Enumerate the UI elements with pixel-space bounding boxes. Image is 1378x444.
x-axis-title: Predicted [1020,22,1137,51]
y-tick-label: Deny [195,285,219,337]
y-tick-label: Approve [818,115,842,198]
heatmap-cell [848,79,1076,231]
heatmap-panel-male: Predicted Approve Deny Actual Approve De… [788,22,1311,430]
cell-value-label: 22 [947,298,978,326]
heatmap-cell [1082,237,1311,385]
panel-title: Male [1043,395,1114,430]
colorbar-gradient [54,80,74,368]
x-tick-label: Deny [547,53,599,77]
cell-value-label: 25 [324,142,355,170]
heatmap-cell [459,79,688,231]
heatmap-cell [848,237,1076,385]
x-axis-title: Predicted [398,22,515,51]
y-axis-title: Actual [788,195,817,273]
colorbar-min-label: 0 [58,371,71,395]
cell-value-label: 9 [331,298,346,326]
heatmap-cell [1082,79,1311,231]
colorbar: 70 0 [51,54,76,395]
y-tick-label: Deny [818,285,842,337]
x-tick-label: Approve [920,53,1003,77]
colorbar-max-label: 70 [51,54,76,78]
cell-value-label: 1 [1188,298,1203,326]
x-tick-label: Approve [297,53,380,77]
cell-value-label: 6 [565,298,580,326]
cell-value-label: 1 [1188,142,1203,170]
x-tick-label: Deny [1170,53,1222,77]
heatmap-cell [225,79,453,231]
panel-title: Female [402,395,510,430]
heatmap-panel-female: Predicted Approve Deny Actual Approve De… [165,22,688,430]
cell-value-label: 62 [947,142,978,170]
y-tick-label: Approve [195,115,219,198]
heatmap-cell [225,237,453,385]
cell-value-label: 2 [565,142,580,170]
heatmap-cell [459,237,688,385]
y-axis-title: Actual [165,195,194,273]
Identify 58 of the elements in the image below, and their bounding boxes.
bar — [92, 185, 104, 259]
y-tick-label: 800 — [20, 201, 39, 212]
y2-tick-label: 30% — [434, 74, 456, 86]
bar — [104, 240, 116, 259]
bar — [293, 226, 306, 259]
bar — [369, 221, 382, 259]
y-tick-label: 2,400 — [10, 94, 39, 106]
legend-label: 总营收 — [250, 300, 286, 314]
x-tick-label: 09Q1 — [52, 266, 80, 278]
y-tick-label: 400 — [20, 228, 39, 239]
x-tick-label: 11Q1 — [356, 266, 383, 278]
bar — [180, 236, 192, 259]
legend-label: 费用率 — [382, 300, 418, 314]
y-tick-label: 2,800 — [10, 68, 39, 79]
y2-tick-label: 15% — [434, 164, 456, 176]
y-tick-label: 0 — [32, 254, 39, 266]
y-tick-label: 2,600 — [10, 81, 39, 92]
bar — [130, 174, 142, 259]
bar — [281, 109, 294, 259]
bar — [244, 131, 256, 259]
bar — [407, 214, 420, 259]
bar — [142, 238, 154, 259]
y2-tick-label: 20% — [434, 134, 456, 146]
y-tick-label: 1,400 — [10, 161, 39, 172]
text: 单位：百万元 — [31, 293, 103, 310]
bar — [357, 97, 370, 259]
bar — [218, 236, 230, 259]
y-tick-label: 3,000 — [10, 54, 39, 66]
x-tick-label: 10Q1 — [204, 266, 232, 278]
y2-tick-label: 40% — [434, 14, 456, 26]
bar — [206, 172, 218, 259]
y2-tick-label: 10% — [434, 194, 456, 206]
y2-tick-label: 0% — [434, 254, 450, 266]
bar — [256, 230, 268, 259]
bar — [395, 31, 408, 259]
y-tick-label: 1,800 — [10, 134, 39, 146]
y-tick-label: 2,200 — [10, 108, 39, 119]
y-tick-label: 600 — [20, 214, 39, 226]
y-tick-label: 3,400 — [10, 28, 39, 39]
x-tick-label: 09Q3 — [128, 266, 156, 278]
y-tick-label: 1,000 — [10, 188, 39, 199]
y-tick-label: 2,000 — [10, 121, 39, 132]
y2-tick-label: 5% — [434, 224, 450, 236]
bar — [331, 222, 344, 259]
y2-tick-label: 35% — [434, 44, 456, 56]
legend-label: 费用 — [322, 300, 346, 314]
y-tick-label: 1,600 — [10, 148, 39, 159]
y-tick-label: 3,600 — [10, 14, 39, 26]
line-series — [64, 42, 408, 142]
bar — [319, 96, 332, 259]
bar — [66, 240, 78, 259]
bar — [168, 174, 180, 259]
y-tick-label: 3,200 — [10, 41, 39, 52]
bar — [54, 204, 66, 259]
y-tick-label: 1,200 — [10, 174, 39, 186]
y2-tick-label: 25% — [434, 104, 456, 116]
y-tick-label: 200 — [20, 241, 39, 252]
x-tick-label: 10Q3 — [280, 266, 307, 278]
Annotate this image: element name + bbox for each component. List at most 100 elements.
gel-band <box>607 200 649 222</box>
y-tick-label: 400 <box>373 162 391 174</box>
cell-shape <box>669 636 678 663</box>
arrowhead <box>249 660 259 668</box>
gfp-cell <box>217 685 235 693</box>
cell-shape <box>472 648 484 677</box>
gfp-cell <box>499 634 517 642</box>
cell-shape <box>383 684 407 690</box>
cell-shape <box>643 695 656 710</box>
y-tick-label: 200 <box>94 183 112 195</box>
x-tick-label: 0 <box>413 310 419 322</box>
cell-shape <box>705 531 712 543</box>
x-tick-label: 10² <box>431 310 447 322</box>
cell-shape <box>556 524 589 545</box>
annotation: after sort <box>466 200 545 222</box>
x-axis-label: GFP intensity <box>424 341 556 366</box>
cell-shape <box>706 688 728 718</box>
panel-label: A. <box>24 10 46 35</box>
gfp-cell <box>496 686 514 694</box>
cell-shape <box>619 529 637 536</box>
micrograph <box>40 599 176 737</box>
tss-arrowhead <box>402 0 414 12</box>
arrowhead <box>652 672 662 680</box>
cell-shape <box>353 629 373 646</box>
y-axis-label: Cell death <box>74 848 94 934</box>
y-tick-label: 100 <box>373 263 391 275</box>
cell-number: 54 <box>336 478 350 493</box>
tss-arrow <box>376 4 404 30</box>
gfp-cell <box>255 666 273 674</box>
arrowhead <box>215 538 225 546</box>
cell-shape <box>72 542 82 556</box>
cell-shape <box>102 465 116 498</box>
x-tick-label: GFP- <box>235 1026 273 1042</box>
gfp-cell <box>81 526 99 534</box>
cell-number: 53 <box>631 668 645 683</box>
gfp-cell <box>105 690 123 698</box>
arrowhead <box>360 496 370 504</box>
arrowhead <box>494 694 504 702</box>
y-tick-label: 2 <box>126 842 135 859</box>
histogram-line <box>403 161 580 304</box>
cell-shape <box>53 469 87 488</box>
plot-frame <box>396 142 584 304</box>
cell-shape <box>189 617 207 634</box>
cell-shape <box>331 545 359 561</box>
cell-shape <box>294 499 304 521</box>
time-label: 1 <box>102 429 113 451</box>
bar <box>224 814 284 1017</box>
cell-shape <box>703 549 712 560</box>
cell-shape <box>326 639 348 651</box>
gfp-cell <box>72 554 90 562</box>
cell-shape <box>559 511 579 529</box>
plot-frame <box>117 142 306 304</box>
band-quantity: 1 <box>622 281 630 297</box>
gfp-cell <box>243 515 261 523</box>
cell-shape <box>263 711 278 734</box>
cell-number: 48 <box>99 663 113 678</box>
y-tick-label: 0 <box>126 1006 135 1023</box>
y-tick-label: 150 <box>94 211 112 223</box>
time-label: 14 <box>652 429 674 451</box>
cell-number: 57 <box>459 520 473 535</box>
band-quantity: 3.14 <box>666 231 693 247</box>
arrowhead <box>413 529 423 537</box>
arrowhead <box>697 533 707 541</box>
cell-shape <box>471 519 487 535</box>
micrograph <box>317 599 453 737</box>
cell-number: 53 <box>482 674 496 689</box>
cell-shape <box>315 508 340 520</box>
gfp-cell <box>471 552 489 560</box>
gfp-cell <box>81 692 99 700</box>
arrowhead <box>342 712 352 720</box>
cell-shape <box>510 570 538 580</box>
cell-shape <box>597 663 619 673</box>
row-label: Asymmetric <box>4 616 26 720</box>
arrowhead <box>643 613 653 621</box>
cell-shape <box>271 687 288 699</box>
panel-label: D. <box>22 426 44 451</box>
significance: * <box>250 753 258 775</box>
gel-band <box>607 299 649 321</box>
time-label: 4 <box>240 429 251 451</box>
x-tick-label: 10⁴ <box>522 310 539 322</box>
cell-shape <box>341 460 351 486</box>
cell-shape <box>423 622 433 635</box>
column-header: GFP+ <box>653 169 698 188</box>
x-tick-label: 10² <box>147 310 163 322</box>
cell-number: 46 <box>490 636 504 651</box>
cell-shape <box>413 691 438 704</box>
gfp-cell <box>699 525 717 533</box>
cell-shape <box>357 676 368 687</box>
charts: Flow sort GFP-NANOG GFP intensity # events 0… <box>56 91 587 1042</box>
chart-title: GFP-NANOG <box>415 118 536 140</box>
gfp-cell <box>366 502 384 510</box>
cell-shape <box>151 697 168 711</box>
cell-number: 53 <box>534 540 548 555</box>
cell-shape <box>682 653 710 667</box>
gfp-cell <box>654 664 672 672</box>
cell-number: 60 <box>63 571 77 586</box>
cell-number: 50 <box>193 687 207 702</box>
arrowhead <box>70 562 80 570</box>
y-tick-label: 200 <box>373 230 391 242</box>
━━━━━━━━━━
* [Stated exercise]: Can you return, verbatim, the lines from the first one through the line with "x-tick-label: Deny [547,53,599,77]"?

* [Answer to this exercise]:
Enumerate the UI elements with pixel-space bounding boxes. Image is 1378x444.
x-axis-title: Predicted [1020,22,1137,51]
y-tick-label: Deny [195,285,219,337]
y-tick-label: Approve [818,115,842,198]
heatmap-cell [848,79,1076,231]
heatmap-panel-male: Predicted Approve Deny Actual Approve De… [788,22,1311,430]
cell-value-label: 22 [947,298,978,326]
heatmap-cell [1082,237,1311,385]
panel-title: Male [1043,395,1114,430]
colorbar-gradient [54,80,74,368]
x-tick-label: Deny [547,53,599,77]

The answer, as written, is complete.